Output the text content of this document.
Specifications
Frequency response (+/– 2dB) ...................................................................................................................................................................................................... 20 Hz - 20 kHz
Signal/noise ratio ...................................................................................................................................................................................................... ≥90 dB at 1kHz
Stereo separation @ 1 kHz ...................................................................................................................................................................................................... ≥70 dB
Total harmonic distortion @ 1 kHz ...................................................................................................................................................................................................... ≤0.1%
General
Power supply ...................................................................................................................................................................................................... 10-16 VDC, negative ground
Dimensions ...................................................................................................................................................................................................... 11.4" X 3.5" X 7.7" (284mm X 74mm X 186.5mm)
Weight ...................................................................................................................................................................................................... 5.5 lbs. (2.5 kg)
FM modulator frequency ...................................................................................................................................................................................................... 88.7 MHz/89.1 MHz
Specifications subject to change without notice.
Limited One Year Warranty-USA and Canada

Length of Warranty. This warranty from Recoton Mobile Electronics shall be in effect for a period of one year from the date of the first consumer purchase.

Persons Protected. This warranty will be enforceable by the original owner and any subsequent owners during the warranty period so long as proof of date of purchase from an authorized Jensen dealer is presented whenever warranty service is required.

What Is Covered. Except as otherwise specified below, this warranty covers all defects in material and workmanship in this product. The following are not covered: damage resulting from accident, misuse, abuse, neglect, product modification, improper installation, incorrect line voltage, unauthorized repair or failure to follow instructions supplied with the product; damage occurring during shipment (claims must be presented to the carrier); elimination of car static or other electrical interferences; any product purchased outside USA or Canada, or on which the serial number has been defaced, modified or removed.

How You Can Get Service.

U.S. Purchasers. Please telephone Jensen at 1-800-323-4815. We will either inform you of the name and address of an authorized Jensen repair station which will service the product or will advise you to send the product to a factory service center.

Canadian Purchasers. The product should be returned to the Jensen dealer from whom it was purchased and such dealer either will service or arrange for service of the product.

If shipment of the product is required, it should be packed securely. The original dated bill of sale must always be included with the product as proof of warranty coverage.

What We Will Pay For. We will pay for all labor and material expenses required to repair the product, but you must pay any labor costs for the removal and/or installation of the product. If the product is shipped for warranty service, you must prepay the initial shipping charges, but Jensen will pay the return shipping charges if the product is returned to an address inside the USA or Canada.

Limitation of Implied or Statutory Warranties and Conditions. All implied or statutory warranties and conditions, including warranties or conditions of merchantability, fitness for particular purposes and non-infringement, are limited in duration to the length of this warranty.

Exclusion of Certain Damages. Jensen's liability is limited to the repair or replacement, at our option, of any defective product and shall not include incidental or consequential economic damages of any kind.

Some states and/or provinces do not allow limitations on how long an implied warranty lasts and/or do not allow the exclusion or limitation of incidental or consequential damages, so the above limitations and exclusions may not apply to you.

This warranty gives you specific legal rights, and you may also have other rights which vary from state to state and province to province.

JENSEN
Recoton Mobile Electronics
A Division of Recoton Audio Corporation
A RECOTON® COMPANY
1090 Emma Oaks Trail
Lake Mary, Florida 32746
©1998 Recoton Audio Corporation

**Exercise task**:
Reproduce each record exactly as it appears.

**Result of this exercise**:
Output the text content of this document.
Specifications
Frequency response (+/– 2dB) ...................................................................................................................................................................................................... 20 Hz - 20 kHz
Signal/noise ratio ...................................................................................................................................................................................................... ≥90 dB at 1kHz
Stereo separation @ 1 kHz ...................................................................................................................................................................................................... ≥70 dB
Total harmonic distortion @ 1 kHz ...................................................................................................................................................................................................... ≤0.1%
General
Power supply ...................................................................................................................................................................................................... 10-16 VDC, negative ground
Dimensions ...................................................................................................................................................................................................... 11.4" X 3.5" X 7.7" (284mm X 74mm X 186.5mm)
Weight ...................................................................................................................................................................................................... 5.5 lbs. (2.5 kg)
FM modulator frequency ...................................................................................................................................................................................................... 88.7 MHz/89.1 MHz
Specifications subject to change without notice.
Limited One Year Warranty-USA and Canada

Length of Warranty. This warranty from Recoton Mobile Electronics shall be in effect for a period of one year from the date of the first consumer purchase.

Persons Protected. This warranty will be enforceable by the original owner and any subsequent owners during the warranty period so long as proof of date of purchase from an authorized Jensen dealer is presented whenever warranty service is required.

What Is Covered. Except as otherwise specified below, this warranty covers all defects in material and workmanship in this product. The following are not covered: damage resulting from accident, misuse, abuse, neglect, product modification, improper installation, incorrect line voltage, unauthorized repair or failure to follow instructions supplied with the product; damage occurring during shipment (claims must be presented to the carrier); elimination of car static or other electrical interferences; any product purchased outside USA or Canada, or on which the serial number has been defaced, modified or removed.

How You Can Get Service.

U.S. Purchasers. Please telephone Jensen at 1-800-323-4815. We will either inform you of the name and address of an authorized Jensen repair station which will service the product or will advise you to send the product to a factory service center.

Canadian Purchasers. The product should be returned to the Jensen dealer from whom it was purchased and such dealer either will service or arrange for service of the product.

If shipment of the product is required, it should be packed securely. The original dated bill of sale must always be included with the product as proof of warranty coverage.

What We Will Pay For. We will pay for all labor and material expenses required to repair the product, but you must pay any labor costs for the removal and/or installation of the product. If the product is shipped for warranty service, you must prepay the initial shipping charges, but Jensen will pay the return shipping charges if the product is returned to an address inside the USA or Canada.

Limitation of Implied or Statutory Warranties and Conditions. All implied or statutory warranties and conditions, including warranties or conditions of merchantability, fitness for particular purposes and non-infringement, are limited in duration to the length of this warranty.

Exclusion of Certain Damages. Jensen's liability is limited to the repair or replacement, at our option, of any defective product and shall not include incidental or consequential economic damages of any kind.

Some states and/or provinces do not allow limitations on how long an implied warranty lasts and/or do not allow the exclusion or limitation of incidental or consequential damages, so the above limitations and exclusions may not apply to you.

This warranty gives you specific legal rights, and you may also have other rights which vary from state to state and province to province.

JENSEN
Recoton Mobile Electronics
A Division of Recoton Audio Corporation
A RECOTON® COMPANY
1090 Emma Oaks Trail
Lake Mary, Florida 32746
©1998 Recoton Audio Corporation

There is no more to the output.